Authors: Ben Packer and Carlota Soto
You launched your product, you got some users, and now... Things are getting slower. Queries that used to run in 100 ms are now taking one second, and your team (which has spent the last six months writing application code) faces a whole new set of questions around PostgreSQL performance tuning and optimization.
Scaling PostgreSQL can be challenging, but you don’t need to panic. There are plenty of ways to scale a PostgreSQL database. You may need:
More CPU power or memory
A partition strategy
Alter your PostgreSQL settings like shared_buffers or max_parallel_workers
Optimizing indexes
Updating database schema
First, congrats! These are great problems to have: they mean you’re scaling your PostgreSQL database.
Second, don't panic—and definitely don't start frantically Googling for a different database to use. PostgreSQL is the most loved database out there and the best foundation for your application, but if you’re scaling, it may need a little extra love.
In this article, we will cover CPU and memory sizing for your database. As often happens with databases, there aren’t foolproof guidelines we can assure will work without direct experimentation and observation: there are very few true invariants and always caveats. Fortunately, though, there are some principles you can systematically follow, and we’ll explore them in this series.
Check out other articles in this series that cover partitioning strategy, PostgreSQL parameters, index optimization, and schema design.
It may be tempting to fix every performance issue by throwing more resources (a.k.a. money) at the problem—don’t do this. That is an unsustainable solution that will raise your bill through the roof in the future. So, let’s start by breaking down the relationship between your available database resources (CPU and memory) and performance.
To properly size your database CPU resources, you need to estimate requirements and monitor your system once it is in place. Let’s start by looking at a solid estimate of how CPU resources affect database throughput.
There are three main components of the (usually virtual) machine that runs your database: memory (RAM), CPU, and disk I/O. This post will focus on CPU and memory.
Your CPU is the core work unit in your database. Operations such as data transfer between the database and client, index scanning, data joining, and the evaluation of WHERE clauses all rely on the CPU. Generally, given the absence of memory or disk constraints, PostgreSQL's read throughput scales in direct proportion to the number of available cores.
Your CPU also handles concurrency in your database. PostgreSQL can run more than one query per core. Still, in general, you should use the following formula as a rough estimate for queries per second:
💡Queries per Second (QPS) ≈ (1 / Average Query Runtime in Seconds) × Number of Cores
This estimate relates your average query time, queries per second, and the number of available CPU cores. The formula assumes each core can handle one query at a time and that other factors, like memory or disk access, are not bottlenecks. You can use it to estimate target CPU capacities or available throughput.
For example:
If you anticipate that your system needs to handle 320 queries per second and know the average query takes 50 ms, you'd need roughly 16 cores (given the linear scaling assumption).
Conversely, if you have a fixed number of cores available, like eight, and know your average query time, you can estimate the load your system can handle efficiently.
Remember, this is a back-of-the-napkin estimate. Real-world performance will vary due to many other factors. In most cases, you can expect a higher QPS than what this formula provides.
☆ ☆ ☆
What is asked:
1. Going by the PostgreSQL scaling article, name every database operation it says relies on the CPU.
2. Write the next part of the PostgreSQL scaling article, picking up after its final sentence.

Recorded data:
☆ ☆ ☆
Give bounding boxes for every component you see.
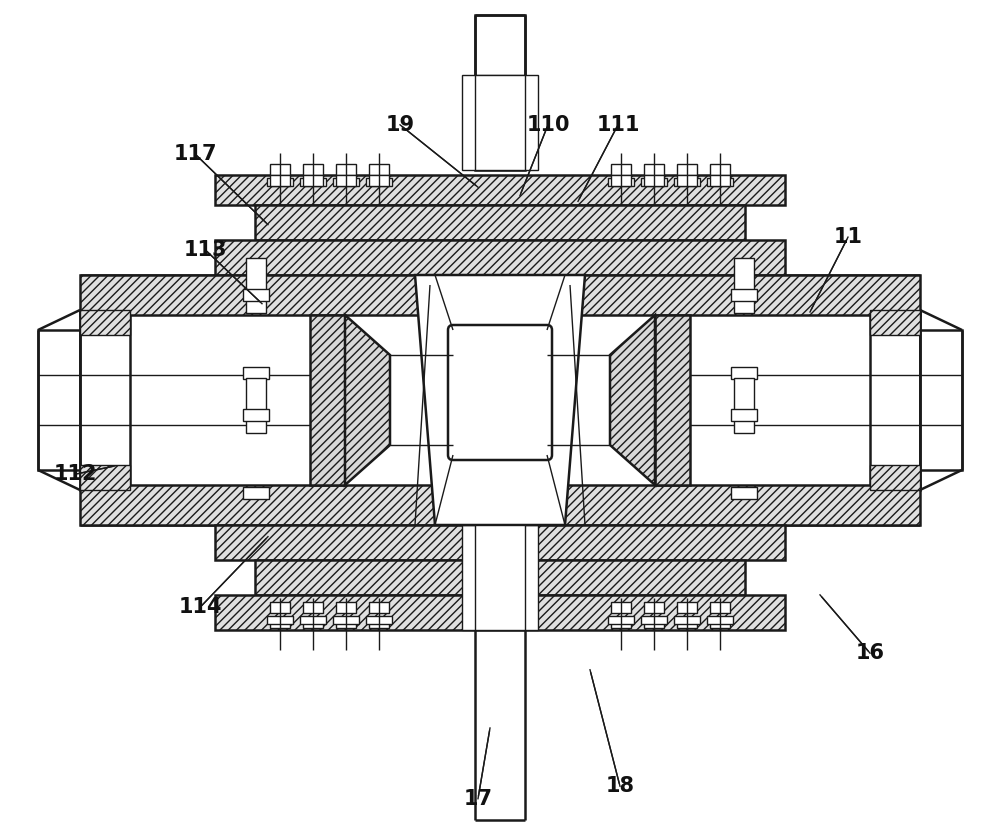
☆ ☆ ☆
Outputs for the tasks:
1.
- Data transfer between the database and client
- Index scanning
- Data joining
- The evaluation of WHERE clauses

2.
Once you have enough CPU power to handle your throughput, you need to monitor the system to ensure it works properly.
If you’ve sized your CPU properly and yet your database is slow, here are some signs that you might need to increase the number of cores on your machine:
Observed CPU usage remains consistently high. You should always keep an eye on current and historical CPU utilization information to correlate that utilization with application activity. If you’re using Timescale, you can access this information via the Metrics panel in the console. Remember—increasing your CPU is not always the best solution to counter low performance. Your CPU usage may be maxed out because you’re using resources inefficiently, for example, due to misconfigured partitioning or missing indexes.
Queries slow down when there is higher activity, even without more data. If most of your queries are fast during low-volume periods, but many slow down when you reach certain queries per second, that may be a sign that you need more cores.
You are using analytical queries heavily (aka aggregates). All queries use CPU, but big joins, aggregates, and sequential scans use more (they may use multiple cores) and for longer. If you have queries that compute aggregates over large amounts of data, make sure that you have enough CPU to still serve your application’s requests. Timescale’s continuous aggregates also solve this problem—they will reduce your CPU requirements considerably while keeping your analytical queries very fast. Consider using them if you're a heavy user of aggregates.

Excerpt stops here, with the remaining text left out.